- [OBJECTIVE]:
Tell how many lines in these records contain the string "的单调递增区间为", with only the number as the reply.

+ + + +

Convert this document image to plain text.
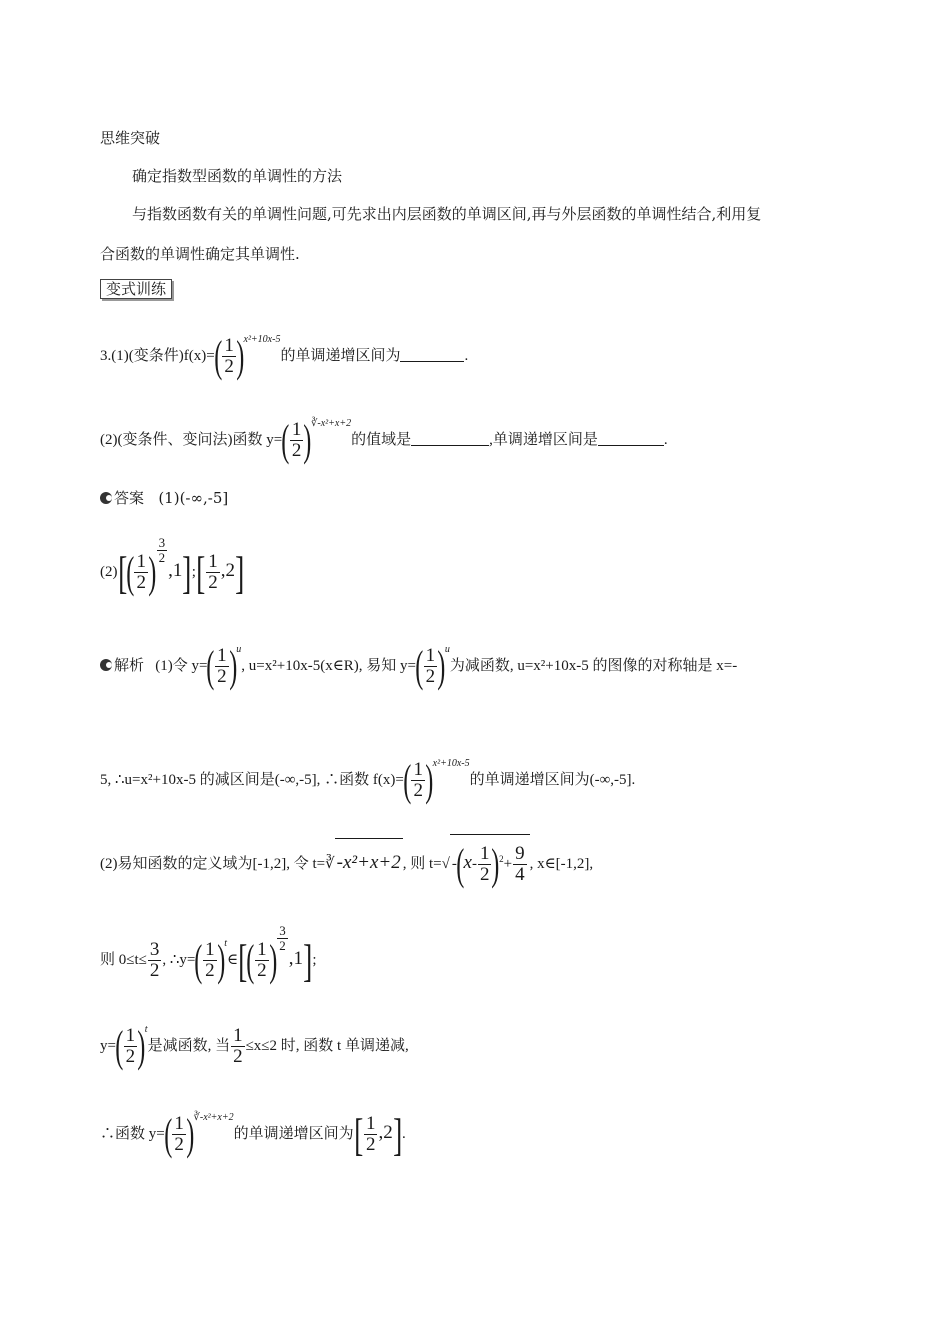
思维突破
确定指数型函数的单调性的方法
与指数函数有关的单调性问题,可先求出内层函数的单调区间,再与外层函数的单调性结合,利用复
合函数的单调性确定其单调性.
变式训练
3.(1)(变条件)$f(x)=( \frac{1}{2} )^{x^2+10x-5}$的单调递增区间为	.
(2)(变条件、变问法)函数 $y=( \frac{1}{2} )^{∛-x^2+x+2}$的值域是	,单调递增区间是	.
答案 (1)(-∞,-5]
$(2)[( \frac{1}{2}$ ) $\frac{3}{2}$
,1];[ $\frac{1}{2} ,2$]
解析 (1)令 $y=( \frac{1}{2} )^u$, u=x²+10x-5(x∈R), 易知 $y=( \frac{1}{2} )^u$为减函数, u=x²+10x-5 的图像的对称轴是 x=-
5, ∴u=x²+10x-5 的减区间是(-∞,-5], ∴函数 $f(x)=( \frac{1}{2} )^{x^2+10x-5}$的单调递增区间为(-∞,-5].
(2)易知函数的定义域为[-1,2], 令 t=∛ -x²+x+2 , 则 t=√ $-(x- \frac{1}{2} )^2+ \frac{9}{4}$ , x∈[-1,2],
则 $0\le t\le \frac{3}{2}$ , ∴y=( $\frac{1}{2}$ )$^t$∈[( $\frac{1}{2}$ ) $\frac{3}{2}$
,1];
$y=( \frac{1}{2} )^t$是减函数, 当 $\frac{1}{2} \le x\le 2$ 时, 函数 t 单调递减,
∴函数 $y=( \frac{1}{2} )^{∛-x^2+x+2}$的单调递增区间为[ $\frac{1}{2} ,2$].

+ + + +

- [CORRECT ANSWER]:
3